#### TASK TO COMPLETE:
Transcribe every line, keeping it exact.

#### DATA LINES:
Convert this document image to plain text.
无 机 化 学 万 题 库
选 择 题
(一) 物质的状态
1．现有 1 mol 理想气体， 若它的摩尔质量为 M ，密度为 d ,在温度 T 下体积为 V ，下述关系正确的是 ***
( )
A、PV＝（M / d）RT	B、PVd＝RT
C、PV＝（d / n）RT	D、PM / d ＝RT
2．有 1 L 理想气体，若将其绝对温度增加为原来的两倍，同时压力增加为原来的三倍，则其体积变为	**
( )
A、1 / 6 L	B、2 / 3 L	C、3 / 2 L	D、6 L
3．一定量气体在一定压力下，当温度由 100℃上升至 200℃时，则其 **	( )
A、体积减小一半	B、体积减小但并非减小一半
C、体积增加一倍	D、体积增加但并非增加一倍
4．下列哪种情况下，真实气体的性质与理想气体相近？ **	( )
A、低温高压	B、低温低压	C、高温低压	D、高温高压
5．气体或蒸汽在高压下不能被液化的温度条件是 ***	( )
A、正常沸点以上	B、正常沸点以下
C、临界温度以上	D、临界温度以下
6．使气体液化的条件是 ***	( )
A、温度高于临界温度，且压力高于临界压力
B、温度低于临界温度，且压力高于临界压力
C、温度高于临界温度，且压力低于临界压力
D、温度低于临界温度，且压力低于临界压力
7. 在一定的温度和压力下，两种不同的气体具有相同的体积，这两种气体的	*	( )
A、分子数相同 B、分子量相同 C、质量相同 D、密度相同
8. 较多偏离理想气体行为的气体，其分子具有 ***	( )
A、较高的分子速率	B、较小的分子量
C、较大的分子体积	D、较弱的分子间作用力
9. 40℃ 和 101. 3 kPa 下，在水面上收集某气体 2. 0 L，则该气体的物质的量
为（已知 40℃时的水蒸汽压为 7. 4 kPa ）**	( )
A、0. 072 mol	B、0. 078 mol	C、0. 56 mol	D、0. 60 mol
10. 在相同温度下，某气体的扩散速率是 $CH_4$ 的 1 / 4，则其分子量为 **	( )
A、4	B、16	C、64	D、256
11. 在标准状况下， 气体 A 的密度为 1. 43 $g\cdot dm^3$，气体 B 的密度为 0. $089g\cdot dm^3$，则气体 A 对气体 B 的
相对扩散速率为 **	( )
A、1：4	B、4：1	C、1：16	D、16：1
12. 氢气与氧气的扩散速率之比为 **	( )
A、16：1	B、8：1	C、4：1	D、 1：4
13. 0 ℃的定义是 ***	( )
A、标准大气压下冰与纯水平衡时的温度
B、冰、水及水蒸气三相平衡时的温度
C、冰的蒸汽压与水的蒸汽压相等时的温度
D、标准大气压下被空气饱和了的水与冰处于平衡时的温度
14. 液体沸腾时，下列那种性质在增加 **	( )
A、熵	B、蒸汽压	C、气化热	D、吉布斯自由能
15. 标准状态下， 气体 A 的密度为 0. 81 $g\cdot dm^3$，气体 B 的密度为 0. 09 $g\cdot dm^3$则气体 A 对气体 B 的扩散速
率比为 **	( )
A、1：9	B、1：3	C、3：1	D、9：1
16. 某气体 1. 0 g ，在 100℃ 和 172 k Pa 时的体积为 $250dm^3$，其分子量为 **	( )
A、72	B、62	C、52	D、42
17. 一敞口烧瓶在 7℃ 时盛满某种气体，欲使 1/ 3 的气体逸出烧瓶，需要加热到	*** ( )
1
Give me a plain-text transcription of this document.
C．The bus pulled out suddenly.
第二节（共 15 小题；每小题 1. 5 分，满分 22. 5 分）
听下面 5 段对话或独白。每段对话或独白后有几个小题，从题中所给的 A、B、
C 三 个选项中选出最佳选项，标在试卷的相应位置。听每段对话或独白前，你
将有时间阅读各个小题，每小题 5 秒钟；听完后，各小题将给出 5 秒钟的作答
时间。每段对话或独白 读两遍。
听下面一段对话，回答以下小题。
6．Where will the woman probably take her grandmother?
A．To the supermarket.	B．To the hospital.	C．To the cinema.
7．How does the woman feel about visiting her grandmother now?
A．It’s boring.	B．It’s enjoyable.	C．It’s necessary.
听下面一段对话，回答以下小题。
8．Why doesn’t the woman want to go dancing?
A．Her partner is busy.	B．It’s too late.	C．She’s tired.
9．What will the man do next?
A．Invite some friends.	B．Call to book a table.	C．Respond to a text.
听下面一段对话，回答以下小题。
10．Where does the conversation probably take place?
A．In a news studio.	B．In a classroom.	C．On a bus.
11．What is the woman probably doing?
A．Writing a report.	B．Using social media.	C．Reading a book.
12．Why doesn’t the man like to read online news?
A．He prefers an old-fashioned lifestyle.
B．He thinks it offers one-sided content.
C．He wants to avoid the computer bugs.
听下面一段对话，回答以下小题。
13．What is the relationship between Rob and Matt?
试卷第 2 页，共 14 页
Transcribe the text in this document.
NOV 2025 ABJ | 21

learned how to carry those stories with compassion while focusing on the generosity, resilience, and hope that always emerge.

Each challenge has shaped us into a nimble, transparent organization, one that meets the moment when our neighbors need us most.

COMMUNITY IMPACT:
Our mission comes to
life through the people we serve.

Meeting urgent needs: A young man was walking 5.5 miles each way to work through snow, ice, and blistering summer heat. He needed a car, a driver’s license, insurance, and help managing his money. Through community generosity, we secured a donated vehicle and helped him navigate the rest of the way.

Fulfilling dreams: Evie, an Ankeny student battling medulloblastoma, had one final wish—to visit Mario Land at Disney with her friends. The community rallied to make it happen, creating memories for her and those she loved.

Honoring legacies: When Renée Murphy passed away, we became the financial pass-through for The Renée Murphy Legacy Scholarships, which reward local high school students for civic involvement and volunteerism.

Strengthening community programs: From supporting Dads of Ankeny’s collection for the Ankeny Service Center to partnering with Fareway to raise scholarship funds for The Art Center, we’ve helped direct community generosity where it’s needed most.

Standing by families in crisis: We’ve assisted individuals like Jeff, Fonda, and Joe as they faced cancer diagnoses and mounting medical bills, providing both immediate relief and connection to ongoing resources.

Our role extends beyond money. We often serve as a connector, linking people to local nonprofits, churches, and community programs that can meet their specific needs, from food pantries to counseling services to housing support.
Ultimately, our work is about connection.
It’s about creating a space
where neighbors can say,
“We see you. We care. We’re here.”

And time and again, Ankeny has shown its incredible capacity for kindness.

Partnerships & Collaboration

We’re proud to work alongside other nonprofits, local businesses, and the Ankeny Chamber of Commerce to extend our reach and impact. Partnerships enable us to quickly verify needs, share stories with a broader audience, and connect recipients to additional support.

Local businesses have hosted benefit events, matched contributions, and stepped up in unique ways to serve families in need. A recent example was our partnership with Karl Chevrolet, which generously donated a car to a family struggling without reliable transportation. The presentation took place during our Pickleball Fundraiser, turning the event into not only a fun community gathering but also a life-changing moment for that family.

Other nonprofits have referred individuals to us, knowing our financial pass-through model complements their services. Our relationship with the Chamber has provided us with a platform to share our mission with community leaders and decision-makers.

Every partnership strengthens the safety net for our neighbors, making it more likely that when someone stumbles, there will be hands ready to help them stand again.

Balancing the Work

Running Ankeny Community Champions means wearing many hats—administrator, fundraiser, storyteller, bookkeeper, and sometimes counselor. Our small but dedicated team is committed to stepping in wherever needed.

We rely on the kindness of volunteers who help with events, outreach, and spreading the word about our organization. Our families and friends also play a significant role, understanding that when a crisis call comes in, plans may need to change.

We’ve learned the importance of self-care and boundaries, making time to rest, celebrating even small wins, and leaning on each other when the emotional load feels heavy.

#### TASK RESPONSE:
Convert this document image to plain text.
无 机 化 学 万 题 库
选 择 题
(一) 物质的状态
1．现有 1 mol 理想气体， 若它的摩尔质量为 M ，密度为 d ,在温度 T 下体积为 V ，下述关系正确的是 ***
( )
A、PV＝（M / d）RT	B、PVd＝RT
C、PV＝（d / n）RT	D、PM / d ＝RT
2．有 1 L 理想气体，若将其绝对温度增加为原来的两倍，同时压力增加为原来的三倍，则其体积变为	**
( )
A、1 / 6 L	B、2 / 3 L	C、3 / 2 L	D、6 L
3．一定量气体在一定压力下，当温度由 100℃上升至 200℃时，则其 **	( )
A、体积减小一半	B、体积减小但并非减小一半
C、体积增加一倍	D、体积增加但并非增加一倍
4．下列哪种情况下，真实气体的性质与理想气体相近？ **	( )
A、低温高压	B、低温低压	C、高温低压	D、高温高压
5．气体或蒸汽在高压下不能被液化的温度条件是 ***	( )
A、正常沸点以上	B、正常沸点以下
C、临界温度以上	D、临界温度以下
6．使气体液化的条件是 ***	( )
A、温度高于临界温度，且压力高于临界压力
B、温度低于临界温度，且压力高于临界压力
C、温度高于临界温度，且压力低于临界压力
D、温度低于临界温度，且压力低于临界压力
7. 在一定的温度和压力下，两种不同的气体具有相同的体积，这两种气体的	*	( )
A、分子数相同 B、分子量相同 C、质量相同 D、密度相同
8. 较多偏离理想气体行为的气体，其分子具有 ***	( )
A、较高的分子速率	B、较小的分子量
C、较大的分子体积	D、较弱的分子间作用力
9. 40℃ 和 101. 3 kPa 下，在水面上收集某气体 2. 0 L，则该气体的物质的量
为（已知 40℃时的水蒸汽压为 7. 4 kPa ）**	( )
A、0. 072 mol	B、0. 078 mol	C、0. 56 mol	D、0. 60 mol
10. 在相同温度下，某气体的扩散速率是 $CH_4$ 的 1 / 4，则其分子量为 **	( )
A、4	B、16	C、64	D、256
11. 在标准状况下， 气体 A 的密度为 1. 43 $g\cdot dm^3$，气体 B 的密度为 0. $089g\cdot dm^3$，则气体 A 对气体 B 的
相对扩散速率为 **	( )
A、1：4	B、4：1	C、1：16	D、16：1
12. 氢气与氧气的扩散速率之比为 **	( )
A、16：1	B、8：1	C、4：1	D、 1：4
13. 0 ℃的定义是 ***	( )
A、标准大气压下冰与纯水平衡时的温度
B、冰、水及水蒸气三相平衡时的温度
C、冰的蒸汽压与水的蒸汽压相等时的温度
D、标准大气压下被空气饱和了的水与冰处于平衡时的温度
14. 液体沸腾时，下列那种性质在增加 **	( )
A、熵	B、蒸汽压	C、气化热	D、吉布斯自由能
15. 标准状态下， 气体 A 的密度为 0. 81 $g\cdot dm^3$，气体 B 的密度为 0. 09 $g\cdot dm^3$则气体 A 对气体 B 的扩散速
率比为 **	( )
A、1：9	B、1：3	C、3：1	D、9：1
16. 某气体 1. 0 g ，在 100℃ 和 172 k Pa 时的体积为 $250dm^3$，其分子量为 **	( )
A、72	B、62	C、52	D、42
17. 一敞口烧瓶在 7℃ 时盛满某种气体，欲使 1/ 3 的气体逸出烧瓶，需要加热到	*** ( )
1
Give me a plain-text transcription of this document.
C．The bus pulled out suddenly.
第二节（共 15 小题；每小题 1. 5 分，满分 22. 5 分）
听下面 5 段对话或独白。每段对话或独白后有几个小题，从题中所给的 A、B、
C 三 个选项中选出最佳选项，标在试卷的相应位置。听每段对话或独白前，你
将有时间阅读各个小题，每小题 5 秒钟；听完后，各小题将给出 5 秒钟的作答
时间。每段对话或独白 读两遍。
听下面一段对话，回答以下小题。
6．Where will the woman probably take her grandmother?
A．To the supermarket.	B．To the hospital.	C．To the cinema.
7．How does the woman feel about visiting her grandmother now?
A．It’s boring.	B．It’s enjoyable.	C．It’s necessary.
听下面一段对话，回答以下小题。
8．Why doesn’t the woman want to go dancing?
A．Her partner is busy.	B．It’s too late.	C．She’s tired.
9．What will the man do next?
A．Invite some friends.	B．Call to book a table.	C．Respond to a text.
听下面一段对话，回答以下小题。
10．Where does the conversation probably take place?
A．In a news studio.	B．In a classroom.	C．On a bus.
11．What is the woman probably doing?
A．Writing a report.	B．Using social media.	C．Reading a book.
12．Why doesn’t the man like to read online news?
A．He prefers an old-fashioned lifestyle.
B．He thinks it offers one-sided content.
C．He wants to avoid the computer bugs.
听下面一段对话，回答以下小题。
13．What is the relationship between Rob and Matt?
试卷第 2 页，共 14 页
Transcribe the text in this document.
NOV 2025 ABJ | 21

learned how to carry those stories with compassion while focusing on the generosity, resilience, and hope that always emerge.

Each challenge has shaped us into a nimble, transparent organization, one that meets the moment when our neighbors need us most.

COMMUNITY IMPACT:
Our mission comes to
life through the people we serve.

Meeting urgent needs: A young man was walking 5.5 miles each way to work through snow, ice, and blistering summer heat. He needed a car, a driver’s license, insurance, and help managing his money. Through community generosity, we secured a donated vehicle and helped him navigate the rest of the way.

Fulfilling dreams: Evie, an Ankeny student battling medulloblastoma, had one final wish—to visit Mario Land at Disney with her friends. The community rallied to make it happen, creating memories for her and those she loved.

Honoring legacies: When Renée Murphy passed away, we became the financial pass-through for The Renée Murphy Legacy Scholarships, which reward local high school students for civic involvement and volunteerism.

Strengthening community programs: From supporting Dads of Ankeny’s collection for the Ankeny Service Center to partnering with Fareway to raise scholarship funds for The Art Center, we’ve helped direct community generosity where it’s needed most.

Standing by families in crisis: We’ve assisted individuals like Jeff, Fonda, and Joe as they faced cancer diagnoses and mounting medical bills, providing both immediate relief and connection to ongoing resources.

Our role extends beyond money. We often serve as a connector, linking people to local nonprofits, churches, and community programs that can meet their specific needs, from food pantries to counseling services to housing support.
Ultimately, our work is about connection.
It’s about creating a space
where neighbors can say,
“We see you. We care. We’re here.”

And time and again, Ankeny has shown its incredible capacity for kindness.

Partnerships & Collaboration

We’re proud to work alongside other nonprofits, local businesses, and the Ankeny Chamber of Commerce to extend our reach and impact. Partnerships enable us to quickly verify needs, share stories with a broader audience, and connect recipients to additional support.

Local businesses have hosted benefit events, matched contributions, and stepped up in unique ways to serve families in need. A recent example was our partnership with Karl Chevrolet, which generously donated a car to a family struggling without reliable transportation. The presentation took place during our Pickleball Fundraiser, turning the event into not only a fun community gathering but also a life-changing moment for that family.

Other nonprofits have referred individuals to us, knowing our financial pass-through model complements their services. Our relationship with the Chamber has provided us with a platform to share our mission with community leaders and decision-makers.

Every partnership strengthens the safety net for our neighbors, making it more likely that when someone stumbles, there will be hands ready to help them stand again.

Balancing the Work

Running Ankeny Community Champions means wearing many hats—administrator, fundraiser, storyteller, bookkeeper, and sometimes counselor. Our small but dedicated team is committed to stepping in wherever needed.

We rely on the kindness of volunteers who help with events, outreach, and spreading the word about our organization. Our families and friends also play a significant role, understanding that when a crisis call comes in, plans may need to change.

We’ve learned the importance of self-care and boundaries, making time to rest, celebrating even small wins, and leaning on each other when the emotional load feels heavy.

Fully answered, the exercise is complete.